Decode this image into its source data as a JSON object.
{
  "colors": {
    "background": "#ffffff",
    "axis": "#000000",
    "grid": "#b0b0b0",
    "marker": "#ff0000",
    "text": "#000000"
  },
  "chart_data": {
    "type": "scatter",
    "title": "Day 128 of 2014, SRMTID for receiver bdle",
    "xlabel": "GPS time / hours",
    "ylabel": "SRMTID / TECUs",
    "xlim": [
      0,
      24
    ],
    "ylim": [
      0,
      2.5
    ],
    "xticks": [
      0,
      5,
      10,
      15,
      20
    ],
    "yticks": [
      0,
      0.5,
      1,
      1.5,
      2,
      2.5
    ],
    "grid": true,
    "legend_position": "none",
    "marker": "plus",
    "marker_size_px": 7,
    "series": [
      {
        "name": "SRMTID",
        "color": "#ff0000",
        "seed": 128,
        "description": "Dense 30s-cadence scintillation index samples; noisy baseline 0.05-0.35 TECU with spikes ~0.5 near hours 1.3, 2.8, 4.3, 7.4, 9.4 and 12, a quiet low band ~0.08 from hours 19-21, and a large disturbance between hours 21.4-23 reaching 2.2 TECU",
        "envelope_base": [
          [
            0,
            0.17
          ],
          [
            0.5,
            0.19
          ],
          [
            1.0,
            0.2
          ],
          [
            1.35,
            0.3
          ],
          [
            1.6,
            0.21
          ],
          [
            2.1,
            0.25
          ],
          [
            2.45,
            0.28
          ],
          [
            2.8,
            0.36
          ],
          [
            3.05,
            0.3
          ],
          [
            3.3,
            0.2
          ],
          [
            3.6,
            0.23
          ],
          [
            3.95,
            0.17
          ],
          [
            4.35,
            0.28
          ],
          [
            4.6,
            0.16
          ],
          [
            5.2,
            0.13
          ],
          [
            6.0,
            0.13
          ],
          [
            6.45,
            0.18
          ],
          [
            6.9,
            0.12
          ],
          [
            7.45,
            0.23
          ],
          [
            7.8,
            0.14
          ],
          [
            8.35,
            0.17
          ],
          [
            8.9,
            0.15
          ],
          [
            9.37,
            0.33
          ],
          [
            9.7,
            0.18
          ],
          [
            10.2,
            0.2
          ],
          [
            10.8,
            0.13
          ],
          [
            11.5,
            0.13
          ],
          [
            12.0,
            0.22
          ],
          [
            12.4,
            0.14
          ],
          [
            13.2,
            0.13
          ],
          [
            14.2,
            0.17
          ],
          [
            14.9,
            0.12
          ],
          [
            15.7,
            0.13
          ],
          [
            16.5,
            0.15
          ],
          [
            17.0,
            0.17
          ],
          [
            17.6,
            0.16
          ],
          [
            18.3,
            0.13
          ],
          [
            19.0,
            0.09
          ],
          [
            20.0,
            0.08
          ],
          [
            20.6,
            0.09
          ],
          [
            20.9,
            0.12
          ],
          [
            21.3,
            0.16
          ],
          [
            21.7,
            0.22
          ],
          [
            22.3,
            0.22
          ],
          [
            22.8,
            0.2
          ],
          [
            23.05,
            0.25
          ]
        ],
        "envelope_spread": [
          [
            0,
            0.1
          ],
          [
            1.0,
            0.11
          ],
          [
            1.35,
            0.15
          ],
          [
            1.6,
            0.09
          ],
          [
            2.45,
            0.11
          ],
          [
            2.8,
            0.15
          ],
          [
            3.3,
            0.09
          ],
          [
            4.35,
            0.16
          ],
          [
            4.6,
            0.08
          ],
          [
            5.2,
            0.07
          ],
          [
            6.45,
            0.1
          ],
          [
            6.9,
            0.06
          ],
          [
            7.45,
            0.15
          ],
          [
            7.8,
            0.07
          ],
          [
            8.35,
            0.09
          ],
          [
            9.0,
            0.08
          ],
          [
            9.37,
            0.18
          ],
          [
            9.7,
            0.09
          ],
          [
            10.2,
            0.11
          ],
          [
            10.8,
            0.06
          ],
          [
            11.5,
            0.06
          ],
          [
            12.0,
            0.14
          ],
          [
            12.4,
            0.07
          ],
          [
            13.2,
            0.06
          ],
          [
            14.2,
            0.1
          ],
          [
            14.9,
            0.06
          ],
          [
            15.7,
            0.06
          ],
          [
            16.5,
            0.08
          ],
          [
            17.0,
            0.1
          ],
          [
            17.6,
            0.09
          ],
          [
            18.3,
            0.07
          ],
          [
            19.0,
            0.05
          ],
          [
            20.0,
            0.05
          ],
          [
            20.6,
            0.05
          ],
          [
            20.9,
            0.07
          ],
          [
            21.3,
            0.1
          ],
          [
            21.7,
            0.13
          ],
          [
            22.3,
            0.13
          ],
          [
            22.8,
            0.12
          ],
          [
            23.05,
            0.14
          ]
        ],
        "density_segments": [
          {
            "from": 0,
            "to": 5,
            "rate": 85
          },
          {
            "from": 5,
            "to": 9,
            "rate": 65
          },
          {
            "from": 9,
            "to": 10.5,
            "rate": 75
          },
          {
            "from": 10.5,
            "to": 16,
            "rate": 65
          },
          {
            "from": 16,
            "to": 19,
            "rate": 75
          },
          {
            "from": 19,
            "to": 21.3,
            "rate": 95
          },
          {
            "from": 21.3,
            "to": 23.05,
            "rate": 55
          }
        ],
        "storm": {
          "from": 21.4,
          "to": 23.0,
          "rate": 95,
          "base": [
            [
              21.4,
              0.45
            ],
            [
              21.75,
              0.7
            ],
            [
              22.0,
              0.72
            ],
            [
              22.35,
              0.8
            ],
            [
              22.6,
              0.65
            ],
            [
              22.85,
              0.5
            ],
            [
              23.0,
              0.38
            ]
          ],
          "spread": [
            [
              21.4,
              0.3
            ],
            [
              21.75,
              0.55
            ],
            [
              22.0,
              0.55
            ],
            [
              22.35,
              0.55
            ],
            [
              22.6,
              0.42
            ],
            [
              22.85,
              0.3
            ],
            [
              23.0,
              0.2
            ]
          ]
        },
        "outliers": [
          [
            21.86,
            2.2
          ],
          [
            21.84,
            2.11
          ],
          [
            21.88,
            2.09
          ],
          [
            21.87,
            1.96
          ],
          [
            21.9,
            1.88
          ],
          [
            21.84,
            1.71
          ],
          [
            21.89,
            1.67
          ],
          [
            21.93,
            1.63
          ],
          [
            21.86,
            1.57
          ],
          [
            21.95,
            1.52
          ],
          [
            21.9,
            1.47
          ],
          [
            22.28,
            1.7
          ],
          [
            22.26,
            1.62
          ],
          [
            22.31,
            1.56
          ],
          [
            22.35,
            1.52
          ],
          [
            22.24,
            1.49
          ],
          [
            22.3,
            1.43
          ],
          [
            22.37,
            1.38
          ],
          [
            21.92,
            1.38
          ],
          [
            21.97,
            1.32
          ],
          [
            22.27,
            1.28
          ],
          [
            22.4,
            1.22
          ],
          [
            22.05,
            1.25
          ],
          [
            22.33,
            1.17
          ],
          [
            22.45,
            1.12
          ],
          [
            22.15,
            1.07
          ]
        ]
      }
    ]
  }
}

:: TASK ::
Give back each line above precisely as it stands.

:: FINISHED TASK ::
Decode this image into its source data as a JSON object.
{
  "colors": {
    "background": "#ffffff",
    "axis": "#000000",
    "grid": "#b0b0b0",
    "marker": "#ff0000",
    "text": "#000000"
  },
  "chart_data": {
    "type": "scatter",
    "title": "Day 128 of 2014, SRMTID for receiver bdle",
    "xlabel": "GPS time / hours",
    "ylabel": "SRMTID / TECUs",
    "xlim": [
      0,
      24
    ],
    "ylim": [
      0,
      2.5
    ],
    "xticks": [
      0,
      5,
      10,
      15,
      20
    ],
    "yticks": [
      0,
      0.5,
      1,
      1.5,
      2,
      2.5
    ],
    "grid": true,
    "legend_position": "none",
    "marker": "plus",
    "marker_size_px": 7,
    "series": [
      {
        "name": "SRMTID",
        "color": "#ff0000",
        "seed": 128,
        "description": "Dense 30s-cadence scintillation index samples; noisy baseline 0.05-0.35 TECU with spikes ~0.5 near hours 1.3, 2.8, 4.3, 7.4, 9.4 and 12, a quiet low band ~0.08 from hours 19-21, and a large disturbance between hours 21.4-23 reaching 2.2 TECU",
        "envelope_base": [
          [
            0,
            0.17
          ],
          [
            0.5,
            0.19
          ],
          [
            1.0,
            0.2
          ],
          [
            1.35,
            0.3
          ],
          [
            1.6,
            0.21
          ],
          [
            2.1,
            0.25
          ],
          [
            2.45,
            0.28
          ],
          [
            2.8,
            0.36
          ],
          [
            3.05,
            0.3
          ],
          [
            3.3,
            0.2
          ],
          [
            3.6,
            0.23
          ],
          [
            3.95,
            0.17
          ],
          [
            4.35,
            0.28
          ],
          [
            4.6,
            0.16
          ],
          [
            5.2,
            0.13
          ],
          [
            6.0,
            0.13
          ],
          [
            6.45,
            0.18
          ],
          [
            6.9,
            0.12
          ],
          [
            7.45,
            0.23
          ],
          [
            7.8,
            0.14
          ],
          [
            8.35,
            0.17
          ],
          [
            8.9,
            0.15
          ],
          [
            9.37,
            0.33
          ],
          [
            9.7,
            0.18
          ],
          [
            10.2,
            0.2
          ],
          [
            10.8,
            0.13
          ],
          [
            11.5,
            0.13
          ],
          [
            12.0,
            0.22
          ],
          [
            12.4,
            0.14
          ],
          [
            13.2,
            0.13
          ],
          [
            14.2,
            0.17
          ],
          [
            14.9,
            0.12
          ],
          [
            15.7,
            0.13
          ],
          [
            16.5,
            0.15
          ],
          [
            17.0,
            0.17
          ],
          [
            17.6,
            0.16
          ],
          [
            18.3,
            0.13
          ],
          [
            19.0,
            0.09
          ],
          [
            20.0,
            0.08
          ],
          [
            20.6,
            0.09
          ],
          [
            20.9,
            0.12
          ],
          [
            21.3,
            0.16
          ],
          [
            21.7,
            0.22
          ],
          [
            22.3,
            0.22
          ],
          [
            22.8,
            0.2
          ],
          [
            23.05,
            0.25
          ]
        ],
        "envelope_spread": [
          [
            0,
            0.1
          ],
          [
            1.0,
            0.11
          ],
          [
            1.35,
            0.15
          ],
          [
            1.6,
            0.09
          ],
          [
            2.45,
            0.11
          ],
          [
            2.8,
            0.15
          ],
          [
            3.3,
            0.09
          ],
          [
            4.35,
            0.16
          ],
          [
            4.6,
            0.08
          ],
          [
            5.2,
            0.07
          ],
          [
            6.45,
            0.1
          ],
          [
            6.9,
            0.06
          ],
          [
            7.45,
            0.15
          ],
          [
            7.8,
            0.07
          ],
          [
            8.35,
            0.09
          ],
          [
            9.0,
            0.08
          ],
          [
            9.37,
            0.18
          ],
          [
            9.7,
            0.09
          ],
          [
            10.2,
            0.11
          ],
          [
            10.8,
            0.06
          ],
          [
            11.5,
            0.06
          ],
          [
            12.0,
            0.14
          ],
          [
            12.4,
            0.07
          ],
          [
            13.2,
            0.06
          ],
          [
            14.2,
            0.1
          ],
          [
            14.9,
            0.06
          ],
          [
            15.7,
            0.06
          ],
          [
            16.5,
            0.08
          ],
          [
            17.0,
            0.1
          ],
          [
            17.6,
            0.09
          ],
          [
            18.3,
            0.07
          ],
          [
            19.0,
            0.05
          ],
          [
            20.0,
            0.05
          ],
          [
            20.6,
            0.05
          ],
          [
            20.9,
            0.07
          ],
          [
            21.3,
            0.1
          ],
          [
            21.7,
            0.13
          ],
          [
            22.3,
            0.13
          ],
          [
            22.8,
            0.12
          ],
          [
            23.05,
            0.14
          ]
        ],
        "density_segments": [
          {
            "from": 0,
            "to": 5,
            "rate": 85
          },
          {
            "from": 5,
            "to": 9,
            "rate": 65
          },
          {
            "from": 9,
            "to": 10.5,
            "rate": 75
          },
          {
            "from": 10.5,
            "to": 16,
            "rate": 65
          },
          {
            "from": 16,
            "to": 19,
            "rate": 75
          },
          {
            "from": 19,
            "to": 21.3,
            "rate": 95
          },
          {
            "from": 21.3,
            "to": 23.05,
            "rate": 55
          }
        ],
        "storm": {
          "from": 21.4,
          "to": 23.0,
          "rate": 95,
          "base": [
            [
              21.4,
              0.45
            ],
            [
              21.75,
              0.7
            ],
            [
              22.0,
              0.72
            ],
            [
              22.35,
              0.8
            ],
            [
              22.6,
              0.65
            ],
            [
              22.85,
              0.5
            ],
            [
              23.0,
              0.38
            ]
          ],
          "spread": [
            [
              21.4,
              0.3
            ],
            [
              21.75,
              0.55
            ],
            [
              22.0,
              0.55
            ],
            [
              22.35,
              0.55
            ],
            [
              22.6,
              0.42
            ],
            [
              22.85,
              0.3
            ],
            [
              23.0,
              0.2
            ]
          ]
        },
        "outliers": [
          [
            21.86,
            2.2
          ],
          [
            21.84,
            2.11
          ],
          [
            21.88,
            2.09
          ],
          [
            21.87,
            1.96
          ],
          [
            21.9,
            1.88
          ],
          [
            21.84,
            1.71
          ],
          [
            21.89,
            1.67
          ],
          [
            21.93,
            1.63
          ],
          [
            21.86,
            1.57
          ],
          [
            21.95,
            1.52
          ],
          [
            21.9,
            1.47
          ],
          [
            22.28,
            1.7
          ],
          [
            22.26,
            1.62
          ],
          [
            22.31,
            1.56
          ],
          [
            22.35,
            1.52
          ],
          [
            22.24,
            1.49
          ],
          [
            22.3,
            1.43
          ],
          [
            22.37,
            1.38
          ],
          [
            21.92,
            1.38
          ],
          [
            21.97,
            1.32
          ],
          [
            22.27,
            1.28
          ],
          [
            22.4,
            1.22
          ],
          [
            22.05,
            1.25
          ],
          [
            22.33,
            1.17
          ],
          [
            22.45,
            1.12
          ],
          [
            22.15,
            1.07
          ]
        ]
      }
    ]
  }
}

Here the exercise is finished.